[START OF Material for the task]

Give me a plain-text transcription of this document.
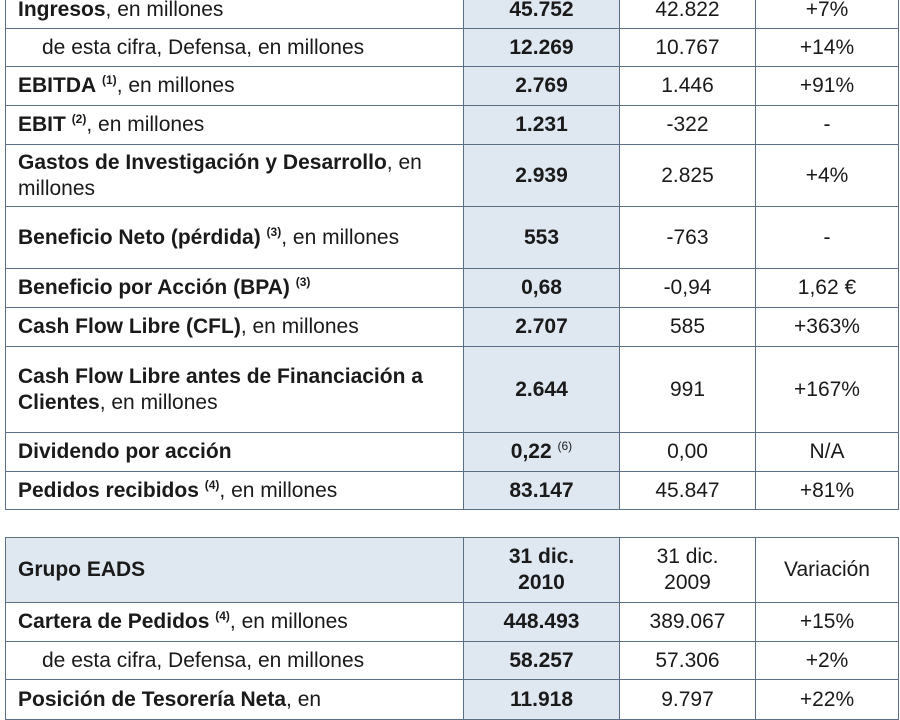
Ingresos, en millones	45.752	42.822	+7%
de esta cifra, Defensa, en millones	12.269	10.767	+14%
EBITDA $^{(1)}$, en millones	2.769	1.446	+91%
EBIT $^{(2)}$, en millones	1.231	-322	-
Gastos de Investigación y Desarrollo, en millones	2.939	2.825	+4%
Beneficio Neto (pérdida) $^{(3)}$, en millones	553	-763	-
Beneficio por Acción (BPA) $^{(3)}$	0,68	-0,94	1,62 €
Cash Flow Libre (CFL), en millones	2.707	585	+363%
Cash Flow Libre antes de Financiación a Clientes, en millones	2.644	991	+167%
Dividendo por acción	0,22 $^{(6)}$	0,00	N/A
Pedidos recibidos $^{(4)}$, en millones	83.147	45.847	+81%
Grupo EADS	31 dic. 2010	31 dic. 2009	Variación
Cartera de Pedidos $^{(4)}$, en millones	448.493	389.067	+15%
de esta cifra, Defensa, en millones	58.257	57.306	+2%
Posición de Tesorería Neta, en	11.918	9.797	+22%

[END OF Material for the task]

Copy the records above exactly. The pictures are not part of the copy.

Give me a plain-text transcription of this document.
Ingresos, en millones	45.752	42.822	+7%
de esta cifra, Defensa, en millones	12.269	10.767	+14%
EBITDA $^{(1)}$, en millones	2.769	1.446	+91%
EBIT $^{(2)}$, en millones	1.231	-322	-
Gastos de Investigación y Desarrollo, en millones	2.939	2.825	+4%
Beneficio Neto (pérdida) $^{(3)}$, en millones	553	-763	-
Beneficio por Acción (BPA) $^{(3)}$	0,68	-0,94	1,62 €
Cash Flow Libre (CFL), en millones	2.707	585	+363%
Cash Flow Libre antes de Financiación a Clientes, en millones	2.644	991	+167%
Dividendo por acción	0,22 $^{(6)}$	0,00	N/A
Pedidos recibidos $^{(4)}$, en millones	83.147	45.847	+81%
Grupo EADS	31 dic. 2010	31 dic. 2009	Variación
Cartera de Pedidos $^{(4)}$, en millones	448.493	389.067	+15%
de esta cifra, Defensa, en millones	58.257	57.306	+2%
Posición de Tesorería Neta, en	11.918	9.797	+22%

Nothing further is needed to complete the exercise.